- [What is expected]:
Type out the material below exactly.

- [Dataset rows]:
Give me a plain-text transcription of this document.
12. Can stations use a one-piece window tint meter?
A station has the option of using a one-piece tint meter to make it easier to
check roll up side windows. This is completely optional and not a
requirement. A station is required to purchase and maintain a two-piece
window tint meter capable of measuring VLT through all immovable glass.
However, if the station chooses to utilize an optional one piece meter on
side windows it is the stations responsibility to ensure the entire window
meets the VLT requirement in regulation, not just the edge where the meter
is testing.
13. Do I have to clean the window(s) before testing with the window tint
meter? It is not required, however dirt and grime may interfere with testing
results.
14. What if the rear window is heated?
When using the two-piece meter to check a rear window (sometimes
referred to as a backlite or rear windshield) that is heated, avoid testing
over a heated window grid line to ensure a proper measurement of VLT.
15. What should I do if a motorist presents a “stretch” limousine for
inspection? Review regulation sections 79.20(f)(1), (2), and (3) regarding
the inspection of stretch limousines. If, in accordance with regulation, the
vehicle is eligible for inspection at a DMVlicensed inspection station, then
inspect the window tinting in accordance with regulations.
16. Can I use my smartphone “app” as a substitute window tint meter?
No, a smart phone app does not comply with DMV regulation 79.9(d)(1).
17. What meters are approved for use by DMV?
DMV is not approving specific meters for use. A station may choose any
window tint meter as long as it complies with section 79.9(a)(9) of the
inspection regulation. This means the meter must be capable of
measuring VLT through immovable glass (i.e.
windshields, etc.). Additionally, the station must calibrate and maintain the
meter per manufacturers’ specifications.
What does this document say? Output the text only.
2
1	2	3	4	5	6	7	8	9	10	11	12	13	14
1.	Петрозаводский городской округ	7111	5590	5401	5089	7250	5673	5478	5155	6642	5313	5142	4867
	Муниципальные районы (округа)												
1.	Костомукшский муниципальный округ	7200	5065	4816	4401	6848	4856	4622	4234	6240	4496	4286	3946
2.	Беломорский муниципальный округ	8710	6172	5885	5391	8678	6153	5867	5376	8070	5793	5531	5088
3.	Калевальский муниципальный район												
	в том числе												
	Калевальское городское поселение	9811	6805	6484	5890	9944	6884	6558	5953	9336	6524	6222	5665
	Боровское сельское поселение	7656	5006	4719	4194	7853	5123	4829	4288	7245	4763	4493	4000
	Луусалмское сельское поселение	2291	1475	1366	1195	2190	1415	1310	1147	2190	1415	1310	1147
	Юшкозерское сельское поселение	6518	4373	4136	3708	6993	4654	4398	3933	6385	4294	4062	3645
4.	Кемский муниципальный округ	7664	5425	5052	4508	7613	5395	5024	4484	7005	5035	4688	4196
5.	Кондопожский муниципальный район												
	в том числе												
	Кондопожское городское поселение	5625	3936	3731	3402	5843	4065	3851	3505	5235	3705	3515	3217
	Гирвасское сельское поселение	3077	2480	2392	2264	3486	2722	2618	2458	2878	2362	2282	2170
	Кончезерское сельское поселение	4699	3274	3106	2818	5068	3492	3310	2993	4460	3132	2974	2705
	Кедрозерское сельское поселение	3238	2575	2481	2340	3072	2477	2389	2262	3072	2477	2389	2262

- [Finished task]:
Give me a plain-text transcription of this document.
12. Can stations use a one-piece window tint meter?
A station has the option of using a one-piece tint meter to make it easier to
check roll up side windows. This is completely optional and not a
requirement. A station is required to purchase and maintain a two-piece
window tint meter capable of measuring VLT through all immovable glass.
However, if the station chooses to utilize an optional one piece meter on
side windows it is the stations responsibility to ensure the entire window
meets the VLT requirement in regulation, not just the edge where the meter
is testing.
13. Do I have to clean the window(s) before testing with the window tint
meter? It is not required, however dirt and grime may interfere with testing
results.
14. What if the rear window is heated?
When using the two-piece meter to check a rear window (sometimes
referred to as a backlite or rear windshield) that is heated, avoid testing
over a heated window grid line to ensure a proper measurement of VLT.
15. What should I do if a motorist presents a “stretch” limousine for
inspection? Review regulation sections 79.20(f)(1), (2), and (3) regarding
the inspection of stretch limousines. If, in accordance with regulation, the
vehicle is eligible for inspection at a DMVlicensed inspection station, then
inspect the window tinting in accordance with regulations.
16. Can I use my smartphone “app” as a substitute window tint meter?
No, a smart phone app does not comply with DMV regulation 79.9(d)(1).
17. What meters are approved for use by DMV?
DMV is not approving specific meters for use. A station may choose any
window tint meter as long as it complies with section 79.9(a)(9) of the
inspection regulation. This means the meter must be capable of
measuring VLT through immovable glass (i.e.
windshields, etc.). Additionally, the station must calibrate and maintain the
meter per manufacturers’ specifications.
What does this document say? Output the text only.
2
1	2	3	4	5	6	7	8	9	10	11	12	13	14
1.	Петрозаводский городской округ	7111	5590	5401	5089	7250	5673	5478	5155	6642	5313	5142	4867
	Муниципальные районы (округа)												
1.	Костомукшский муниципальный округ	7200	5065	4816	4401	6848	4856	4622	4234	6240	4496	4286	3946
2.	Беломорский муниципальный округ	8710	6172	5885	5391	8678	6153	5867	5376	8070	5793	5531	5088
3.	Калевальский муниципальный район												
	в том числе												
	Калевальское городское поселение	9811	6805	6484	5890	9944	6884	6558	5953	9336	6524	6222	5665
	Боровское сельское поселение	7656	5006	4719	4194	7853	5123	4829	4288	7245	4763	4493	4000
	Луусалмское сельское поселение	2291	1475	1366	1195	2190	1415	1310	1147	2190	1415	1310	1147
	Юшкозерское сельское поселение	6518	4373	4136	3708	6993	4654	4398	3933	6385	4294	4062	3645
4.	Кемский муниципальный округ	7664	5425	5052	4508	7613	5395	5024	4484	7005	5035	4688	4196
5.	Кондопожский муниципальный район												
	в том числе												
	Кондопожское городское поселение	5625	3936	3731	3402	5843	4065	3851	3505	5235	3705	3515	3217
	Гирвасское сельское поселение	3077	2480	2392	2264	3486	2722	2618	2458	2878	2362	2282	2170
	Кончезерское сельское поселение	4699	3274	3106	2818	5068	3492	3310	2993	4460	3132	2974	2705
	Кедрозерское сельское поселение	3238	2575	2481	2340	3072	2477	2389	2262	3072	2477	2389	2262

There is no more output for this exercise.